* WHAT IS NEEDED:
State the number of lines, and only that number, in which the word "this" appears.

* DATA LINES:

○ ○ ○ ○

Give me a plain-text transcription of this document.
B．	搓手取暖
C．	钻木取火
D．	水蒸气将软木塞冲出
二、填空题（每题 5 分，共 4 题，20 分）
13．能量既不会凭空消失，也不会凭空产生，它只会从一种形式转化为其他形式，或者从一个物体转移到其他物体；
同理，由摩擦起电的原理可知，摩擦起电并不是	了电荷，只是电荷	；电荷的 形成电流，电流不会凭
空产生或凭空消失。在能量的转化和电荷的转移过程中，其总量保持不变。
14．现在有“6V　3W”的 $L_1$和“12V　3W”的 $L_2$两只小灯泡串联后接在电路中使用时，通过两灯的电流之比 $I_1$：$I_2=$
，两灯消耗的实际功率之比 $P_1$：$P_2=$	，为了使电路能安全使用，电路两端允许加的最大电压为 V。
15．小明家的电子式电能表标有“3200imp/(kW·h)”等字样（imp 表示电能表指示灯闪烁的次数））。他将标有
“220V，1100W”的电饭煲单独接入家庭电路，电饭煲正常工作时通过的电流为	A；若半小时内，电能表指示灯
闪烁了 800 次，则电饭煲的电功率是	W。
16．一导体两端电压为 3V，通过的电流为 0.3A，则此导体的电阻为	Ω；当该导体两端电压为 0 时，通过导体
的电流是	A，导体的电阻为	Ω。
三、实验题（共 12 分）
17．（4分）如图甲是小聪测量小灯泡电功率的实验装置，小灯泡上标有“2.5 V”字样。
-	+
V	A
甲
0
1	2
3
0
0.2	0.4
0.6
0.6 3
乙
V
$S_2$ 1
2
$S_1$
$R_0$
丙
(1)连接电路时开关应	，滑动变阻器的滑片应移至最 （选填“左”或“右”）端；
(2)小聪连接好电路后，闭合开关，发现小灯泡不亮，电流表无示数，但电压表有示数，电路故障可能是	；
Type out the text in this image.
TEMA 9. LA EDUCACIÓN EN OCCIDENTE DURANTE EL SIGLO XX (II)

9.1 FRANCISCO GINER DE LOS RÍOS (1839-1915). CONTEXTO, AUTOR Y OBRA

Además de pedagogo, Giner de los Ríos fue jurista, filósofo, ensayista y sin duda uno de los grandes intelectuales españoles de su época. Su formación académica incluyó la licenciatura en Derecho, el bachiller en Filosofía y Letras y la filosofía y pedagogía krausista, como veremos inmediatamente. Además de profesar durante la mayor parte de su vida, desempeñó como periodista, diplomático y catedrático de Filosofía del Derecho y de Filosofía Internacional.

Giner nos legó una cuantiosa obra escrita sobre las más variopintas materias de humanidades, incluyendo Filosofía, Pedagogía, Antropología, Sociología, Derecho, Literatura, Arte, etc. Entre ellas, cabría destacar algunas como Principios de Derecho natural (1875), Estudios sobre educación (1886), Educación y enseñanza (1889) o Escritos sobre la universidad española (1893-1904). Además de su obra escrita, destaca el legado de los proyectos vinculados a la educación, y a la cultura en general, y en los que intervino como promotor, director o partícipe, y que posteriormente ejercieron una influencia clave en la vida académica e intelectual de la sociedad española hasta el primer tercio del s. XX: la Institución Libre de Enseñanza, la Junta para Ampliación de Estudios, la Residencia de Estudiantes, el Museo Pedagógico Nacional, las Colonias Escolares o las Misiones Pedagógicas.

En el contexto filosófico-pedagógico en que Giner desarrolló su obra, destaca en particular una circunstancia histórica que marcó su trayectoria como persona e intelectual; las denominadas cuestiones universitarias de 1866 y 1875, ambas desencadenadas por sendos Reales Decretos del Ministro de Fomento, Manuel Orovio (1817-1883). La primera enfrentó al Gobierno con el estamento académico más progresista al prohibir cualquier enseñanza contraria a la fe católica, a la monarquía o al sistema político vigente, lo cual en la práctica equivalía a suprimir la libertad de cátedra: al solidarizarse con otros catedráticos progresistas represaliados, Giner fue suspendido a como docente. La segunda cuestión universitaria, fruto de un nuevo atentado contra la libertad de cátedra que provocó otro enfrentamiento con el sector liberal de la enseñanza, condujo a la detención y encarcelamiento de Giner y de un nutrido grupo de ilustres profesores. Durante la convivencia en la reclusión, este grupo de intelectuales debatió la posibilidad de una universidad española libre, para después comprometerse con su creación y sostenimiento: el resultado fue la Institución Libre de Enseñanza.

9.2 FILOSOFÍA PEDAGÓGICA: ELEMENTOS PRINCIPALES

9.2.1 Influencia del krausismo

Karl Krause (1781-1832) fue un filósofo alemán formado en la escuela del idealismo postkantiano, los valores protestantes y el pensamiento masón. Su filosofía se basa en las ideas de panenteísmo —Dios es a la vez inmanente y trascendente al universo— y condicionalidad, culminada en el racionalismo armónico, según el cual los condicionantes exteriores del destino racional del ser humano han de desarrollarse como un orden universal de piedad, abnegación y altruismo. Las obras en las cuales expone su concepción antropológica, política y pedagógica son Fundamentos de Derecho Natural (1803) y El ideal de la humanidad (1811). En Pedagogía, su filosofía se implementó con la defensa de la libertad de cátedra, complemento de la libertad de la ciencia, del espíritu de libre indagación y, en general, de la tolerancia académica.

○ ○ ○ ○

* ANSWER FOR THE TASK:
2